Given request:
Continue the pandas string dtype proposal after its last sentence, writing the next part of its Background section.

=== Supplied passage ===

PDEP: Dedicated string data type for pandas 3.0

jorisvandenbossche · jorisvandenbossche · commit fbeb69db49e6 · 2024-05-03T17:12:42.000+02:00
diff --git a/web/pandas/pdeps/00xx-string-dtype.md b/web/pandas/pdeps/00xx-string-dtype.md
@@ -0,0 +1,245 @@
+# PDEP-XX: Dedicated string data type for pandas 3.0
+
+- Created: May 3, 2024
+- Status: Under discussion
+- Discussion:
+- Author: [Joris Van den Bossche](https://github.com/jorisvandenbossche)
+- Revision: 1
+
+## Abstract
+
+This PDEP proposes to introduce a dedicated string dtype that will be used by
+default in pandas 3.0:
+
+* In pandas 3.0, enable a "string" dtype by default, using PyArrow if available
+  or otherwise the numpy object-dtype alternative.
+* The default string dtype will use missing value semantics using NaN consistent
+  with the other default data types.
+
+This will give users a long-awaited proper string dtype for 3.0, while 1) not
+(yet) making PyArrow a _hard_ dependency, but only a dependency used by default,
+and 2) leaving room for future improvements (different missing value semantics,
+using NumPy 2.0, etc).
+
+# Dedicated string data type for pandas 3.0
+
+## Background
+
+Currently, pandas by default stores text data in an `object`-dtype NumPy array.

=== Supplied information ===

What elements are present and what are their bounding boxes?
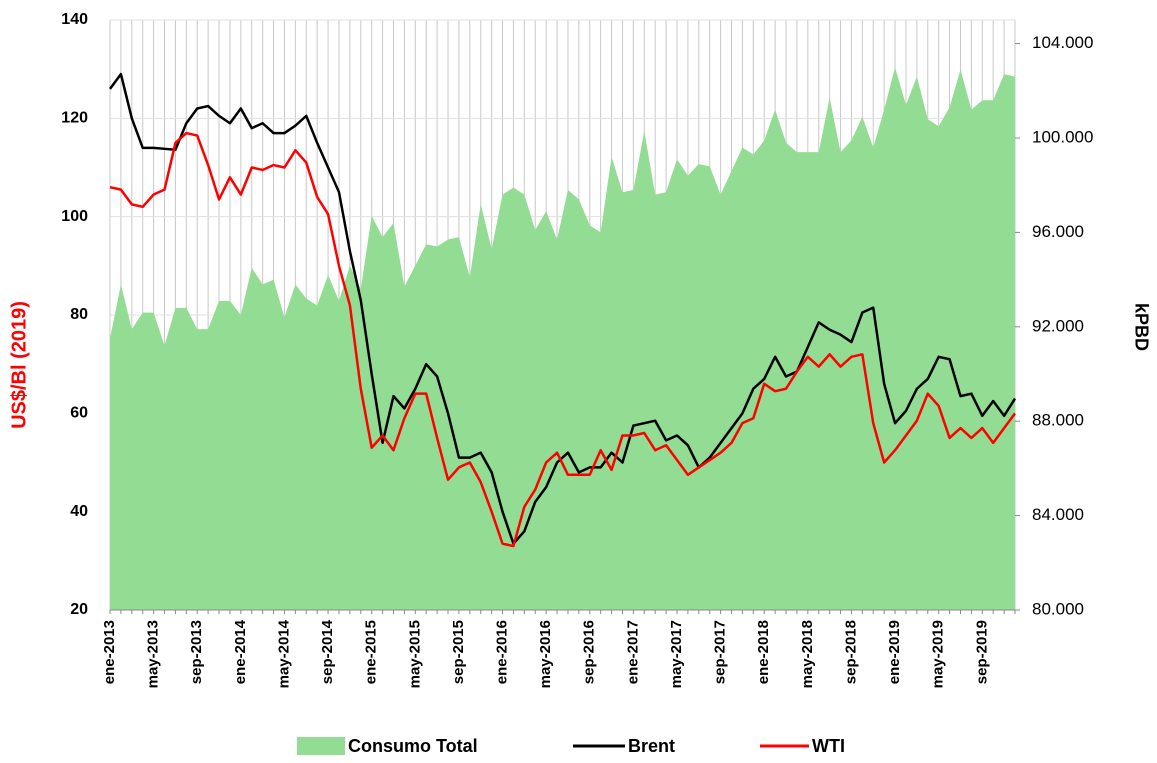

===

Result:
+The current implementation has two primary drawbacks: First, `object`-dtype is
+not specific to strings: any Python object can be stored in an `object`-dtype
+array, not just strings, and seeing `object` as the dtype for a column with
+strings is confusing for users. Second: this is not efficient (all string
+methods on a Series are eventually done by calling Python methods on the
+individual string objects).
+
+To solve the first issue, a dedicated extension dtype for string data has
+already been
+[added in pandas 1.0](https://pandas.pydata.org/docs/whatsnew/v1.0.0.html#dedicated-string-data-type).
+This has always been opt-in for now, requiring users to explicitly request the
+dtype (with `dtype="string"` or `dtype=pd.StringDtype()`). The array backing
+this string dtype was initially almost the same as the default implementation,
+i.e. an `object`-dtype NumPy array of Python strings.
+
+To solve the second issue (performance), pandas contributed to the development
+of string kernels in the PyArrow package, and a variant of the string dtype
+backed by PyArrow was
+[added in pandas 1.3](https://pandas.pydata.org/docs/whatsnew/v1.3.0.html#pyarrow-backed-string-data-type).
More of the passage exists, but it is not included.